**Given request:**
Copy the listing verbatim from its first line down to and including the line that contains "500, 1110, 544]".

**Input records:**
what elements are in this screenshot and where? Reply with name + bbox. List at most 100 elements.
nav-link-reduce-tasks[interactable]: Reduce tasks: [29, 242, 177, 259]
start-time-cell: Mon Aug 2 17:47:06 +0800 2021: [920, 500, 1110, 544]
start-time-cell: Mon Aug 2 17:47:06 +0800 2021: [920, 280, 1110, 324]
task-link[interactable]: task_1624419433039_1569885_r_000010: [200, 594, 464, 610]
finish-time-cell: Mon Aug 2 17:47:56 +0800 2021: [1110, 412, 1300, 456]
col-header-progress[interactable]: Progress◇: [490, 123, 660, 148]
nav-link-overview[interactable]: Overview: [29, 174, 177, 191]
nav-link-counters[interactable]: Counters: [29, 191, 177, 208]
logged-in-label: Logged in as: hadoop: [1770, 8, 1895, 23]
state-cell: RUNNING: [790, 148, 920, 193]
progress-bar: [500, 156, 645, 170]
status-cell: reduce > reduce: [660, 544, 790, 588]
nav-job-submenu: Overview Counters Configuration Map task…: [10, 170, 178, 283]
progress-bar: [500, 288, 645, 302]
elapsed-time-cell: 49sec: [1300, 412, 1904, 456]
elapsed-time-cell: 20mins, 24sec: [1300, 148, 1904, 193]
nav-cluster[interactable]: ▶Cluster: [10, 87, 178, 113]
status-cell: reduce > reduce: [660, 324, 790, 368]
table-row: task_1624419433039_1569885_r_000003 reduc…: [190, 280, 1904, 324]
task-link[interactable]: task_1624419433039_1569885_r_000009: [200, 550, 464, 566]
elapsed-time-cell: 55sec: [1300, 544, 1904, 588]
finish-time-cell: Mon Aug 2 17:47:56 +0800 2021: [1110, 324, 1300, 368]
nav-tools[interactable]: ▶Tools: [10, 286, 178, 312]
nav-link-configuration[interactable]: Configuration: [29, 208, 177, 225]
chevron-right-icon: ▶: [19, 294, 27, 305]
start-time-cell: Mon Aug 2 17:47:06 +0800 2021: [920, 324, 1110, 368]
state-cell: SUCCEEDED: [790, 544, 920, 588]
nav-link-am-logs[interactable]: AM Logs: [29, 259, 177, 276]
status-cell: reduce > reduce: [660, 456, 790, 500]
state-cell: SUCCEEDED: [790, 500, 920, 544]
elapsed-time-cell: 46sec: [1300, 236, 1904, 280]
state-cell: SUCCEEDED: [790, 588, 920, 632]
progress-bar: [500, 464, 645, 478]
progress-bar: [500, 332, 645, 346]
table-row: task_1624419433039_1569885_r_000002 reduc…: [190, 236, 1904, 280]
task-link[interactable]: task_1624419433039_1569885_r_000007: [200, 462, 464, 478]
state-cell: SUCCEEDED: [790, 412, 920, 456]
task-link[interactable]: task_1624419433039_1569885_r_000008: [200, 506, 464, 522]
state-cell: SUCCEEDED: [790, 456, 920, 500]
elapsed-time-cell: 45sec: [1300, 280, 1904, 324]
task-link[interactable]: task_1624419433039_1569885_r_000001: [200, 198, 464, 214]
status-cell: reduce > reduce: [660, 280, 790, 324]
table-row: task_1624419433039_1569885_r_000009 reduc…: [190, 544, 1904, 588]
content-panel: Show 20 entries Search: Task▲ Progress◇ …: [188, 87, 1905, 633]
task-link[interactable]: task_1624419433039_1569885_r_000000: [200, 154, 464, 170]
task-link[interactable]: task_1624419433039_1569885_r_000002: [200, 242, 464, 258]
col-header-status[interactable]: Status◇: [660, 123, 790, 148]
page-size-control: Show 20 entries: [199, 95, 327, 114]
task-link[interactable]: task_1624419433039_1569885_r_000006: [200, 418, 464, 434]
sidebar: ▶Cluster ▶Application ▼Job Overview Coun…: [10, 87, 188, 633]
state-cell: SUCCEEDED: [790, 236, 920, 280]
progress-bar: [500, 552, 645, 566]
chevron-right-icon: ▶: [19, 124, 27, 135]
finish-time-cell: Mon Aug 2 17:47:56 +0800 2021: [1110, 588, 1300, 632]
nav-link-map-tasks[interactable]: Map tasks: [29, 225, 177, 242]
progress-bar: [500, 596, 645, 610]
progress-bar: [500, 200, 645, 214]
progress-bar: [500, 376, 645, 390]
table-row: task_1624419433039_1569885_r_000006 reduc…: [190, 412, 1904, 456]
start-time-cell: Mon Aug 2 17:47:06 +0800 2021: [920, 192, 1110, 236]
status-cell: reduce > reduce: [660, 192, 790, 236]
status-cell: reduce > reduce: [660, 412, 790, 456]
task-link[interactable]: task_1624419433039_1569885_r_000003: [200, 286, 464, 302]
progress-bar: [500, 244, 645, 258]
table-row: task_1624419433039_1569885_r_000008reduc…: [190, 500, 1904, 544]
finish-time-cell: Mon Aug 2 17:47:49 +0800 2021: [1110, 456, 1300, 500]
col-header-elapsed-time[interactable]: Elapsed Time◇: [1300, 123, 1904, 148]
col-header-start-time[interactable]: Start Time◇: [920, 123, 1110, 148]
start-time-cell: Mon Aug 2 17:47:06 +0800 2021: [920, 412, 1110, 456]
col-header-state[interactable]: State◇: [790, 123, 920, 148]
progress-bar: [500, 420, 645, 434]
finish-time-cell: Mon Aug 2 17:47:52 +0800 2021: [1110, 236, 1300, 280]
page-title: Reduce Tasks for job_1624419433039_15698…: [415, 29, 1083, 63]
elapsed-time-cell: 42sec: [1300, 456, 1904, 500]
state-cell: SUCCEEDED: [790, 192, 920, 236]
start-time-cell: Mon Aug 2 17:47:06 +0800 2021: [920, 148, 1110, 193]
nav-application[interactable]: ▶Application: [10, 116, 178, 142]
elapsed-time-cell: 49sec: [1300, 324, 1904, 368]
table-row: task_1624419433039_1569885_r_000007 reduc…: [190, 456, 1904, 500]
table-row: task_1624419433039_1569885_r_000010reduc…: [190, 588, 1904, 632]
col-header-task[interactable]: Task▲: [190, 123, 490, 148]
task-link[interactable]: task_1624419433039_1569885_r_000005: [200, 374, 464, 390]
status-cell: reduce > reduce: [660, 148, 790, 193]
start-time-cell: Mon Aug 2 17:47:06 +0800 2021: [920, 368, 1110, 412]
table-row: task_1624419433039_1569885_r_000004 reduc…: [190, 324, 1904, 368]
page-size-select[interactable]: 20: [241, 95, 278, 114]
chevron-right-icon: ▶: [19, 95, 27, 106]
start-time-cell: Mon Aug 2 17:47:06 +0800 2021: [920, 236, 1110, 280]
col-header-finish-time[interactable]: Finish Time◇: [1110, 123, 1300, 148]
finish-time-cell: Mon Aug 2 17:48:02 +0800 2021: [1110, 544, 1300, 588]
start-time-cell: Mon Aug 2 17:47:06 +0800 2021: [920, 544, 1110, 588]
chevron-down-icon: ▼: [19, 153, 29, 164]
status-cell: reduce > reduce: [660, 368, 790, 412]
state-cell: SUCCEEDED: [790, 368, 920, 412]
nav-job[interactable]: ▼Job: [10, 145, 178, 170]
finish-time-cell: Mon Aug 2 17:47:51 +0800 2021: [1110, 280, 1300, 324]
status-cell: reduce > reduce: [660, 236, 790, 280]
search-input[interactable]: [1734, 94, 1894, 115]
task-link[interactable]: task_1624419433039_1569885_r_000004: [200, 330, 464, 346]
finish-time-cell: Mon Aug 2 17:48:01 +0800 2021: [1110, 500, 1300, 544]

**Solution:**
what elements are in this screenshot and where? Reply with name + bbox. List at most 100 elements.
nav-link-reduce-tasks[interactable]: Reduce tasks: [29, 242, 177, 259]
start-time-cell: Mon Aug 2 17:47:06 +0800 2021: [920, 500, 1110, 544]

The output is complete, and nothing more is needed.